• _WHAT THE TASK ASKS_: Write out all lines holding the word "igual".
=== EXCERPTED RECORDS ===
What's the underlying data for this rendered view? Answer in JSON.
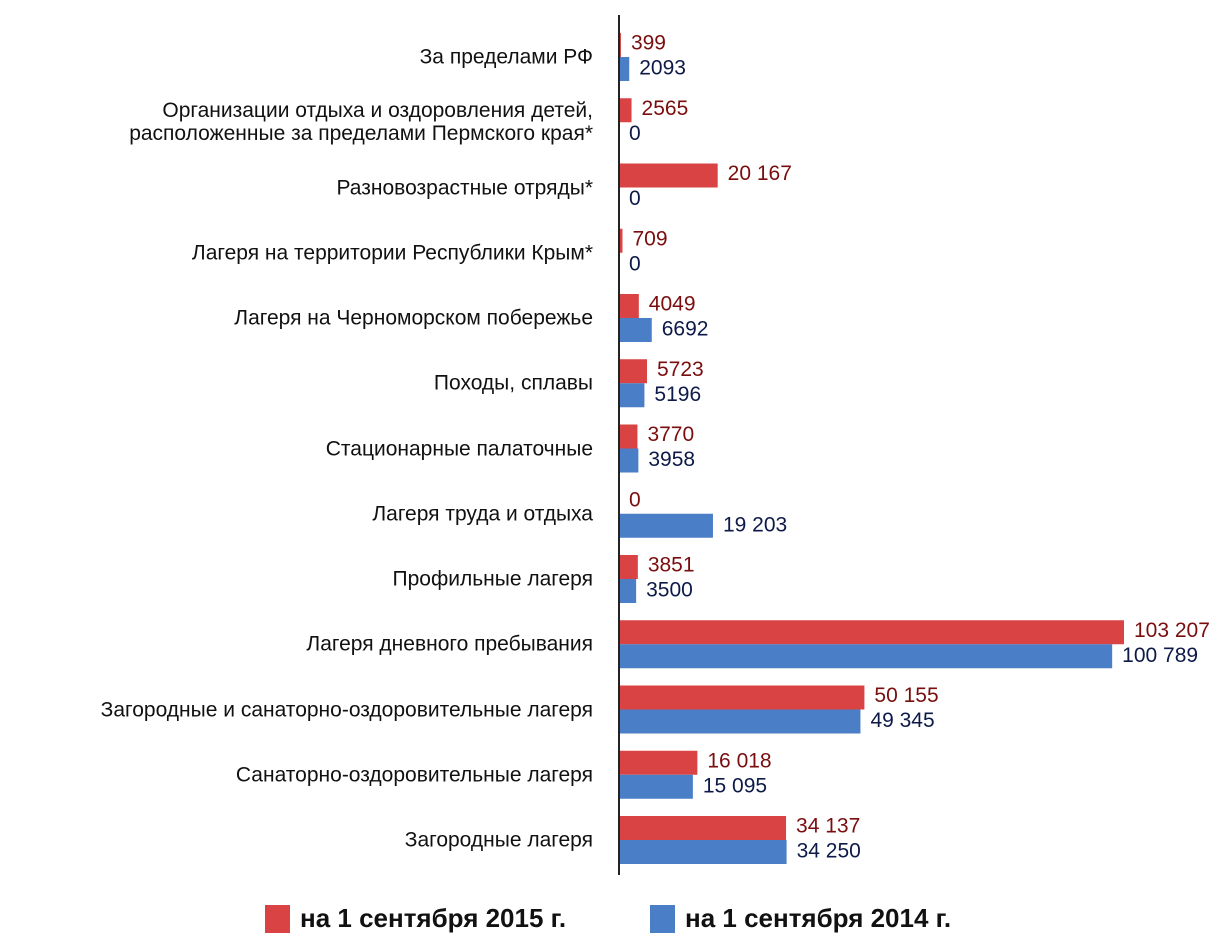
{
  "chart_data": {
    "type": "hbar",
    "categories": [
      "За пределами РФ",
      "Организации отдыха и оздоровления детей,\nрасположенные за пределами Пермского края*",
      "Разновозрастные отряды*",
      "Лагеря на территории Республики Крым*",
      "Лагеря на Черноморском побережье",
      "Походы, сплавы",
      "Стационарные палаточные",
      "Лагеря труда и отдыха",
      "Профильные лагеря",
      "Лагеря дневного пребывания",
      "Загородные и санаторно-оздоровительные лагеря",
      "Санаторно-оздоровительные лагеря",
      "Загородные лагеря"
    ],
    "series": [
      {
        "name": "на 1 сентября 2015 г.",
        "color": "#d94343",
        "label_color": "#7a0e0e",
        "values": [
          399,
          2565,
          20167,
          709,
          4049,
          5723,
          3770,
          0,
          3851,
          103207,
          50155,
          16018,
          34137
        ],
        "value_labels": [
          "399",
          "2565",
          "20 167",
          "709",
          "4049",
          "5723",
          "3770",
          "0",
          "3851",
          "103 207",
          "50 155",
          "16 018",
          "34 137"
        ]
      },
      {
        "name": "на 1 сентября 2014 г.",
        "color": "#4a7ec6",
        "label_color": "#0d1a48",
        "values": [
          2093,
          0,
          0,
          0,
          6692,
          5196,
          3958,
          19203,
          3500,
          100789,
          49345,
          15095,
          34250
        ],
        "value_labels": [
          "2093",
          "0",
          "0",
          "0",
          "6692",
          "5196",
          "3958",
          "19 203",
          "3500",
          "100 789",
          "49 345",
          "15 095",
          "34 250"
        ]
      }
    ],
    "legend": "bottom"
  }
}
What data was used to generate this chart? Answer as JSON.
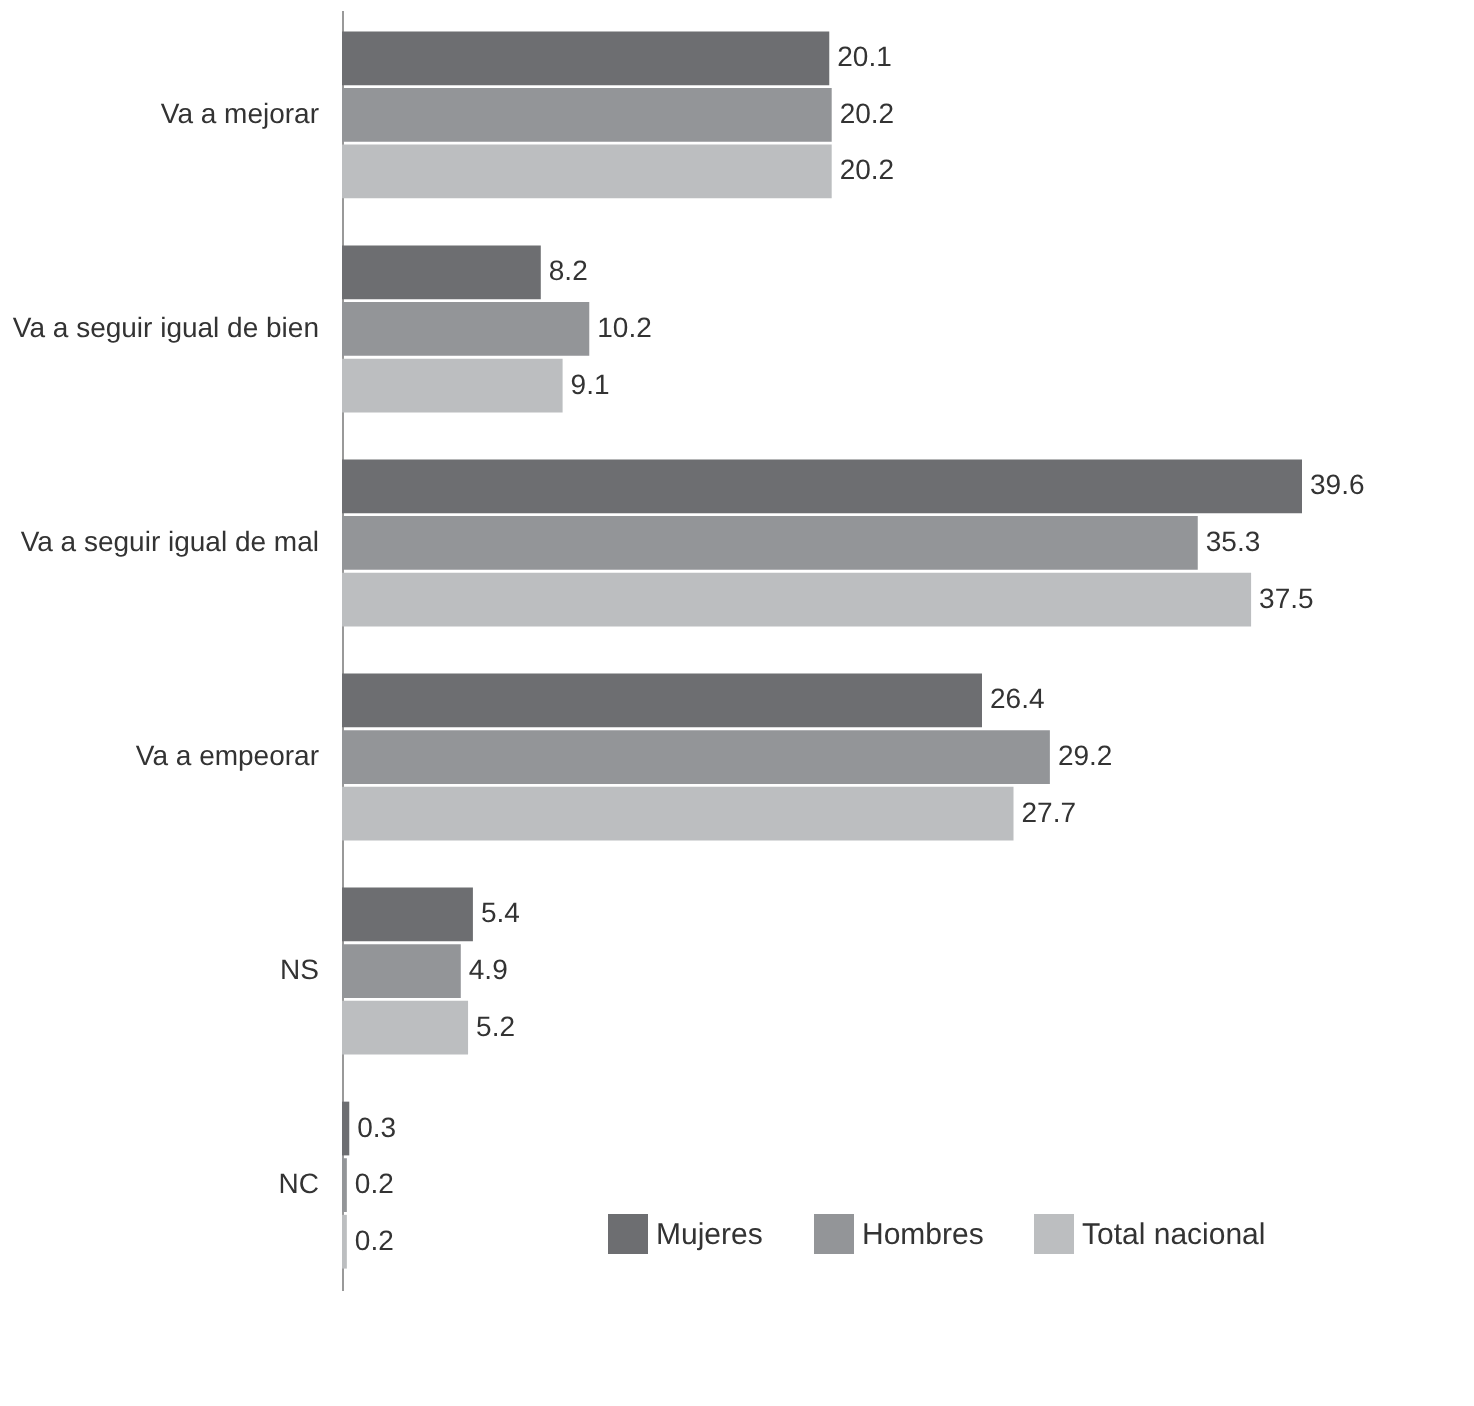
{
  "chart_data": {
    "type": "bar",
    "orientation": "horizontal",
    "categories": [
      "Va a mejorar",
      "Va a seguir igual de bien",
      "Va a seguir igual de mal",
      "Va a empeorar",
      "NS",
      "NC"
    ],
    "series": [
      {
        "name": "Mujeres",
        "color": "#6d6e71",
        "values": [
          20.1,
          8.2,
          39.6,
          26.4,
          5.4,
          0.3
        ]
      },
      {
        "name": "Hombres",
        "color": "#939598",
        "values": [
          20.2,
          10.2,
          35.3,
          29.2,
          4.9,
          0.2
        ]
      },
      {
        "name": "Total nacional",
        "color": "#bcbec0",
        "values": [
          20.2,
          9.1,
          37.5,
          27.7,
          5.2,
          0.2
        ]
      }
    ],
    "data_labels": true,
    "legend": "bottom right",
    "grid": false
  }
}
===
• _ANSWER IN FULL_:
      "Va a seguir igual de bien",
      "Va a seguir igual de mal",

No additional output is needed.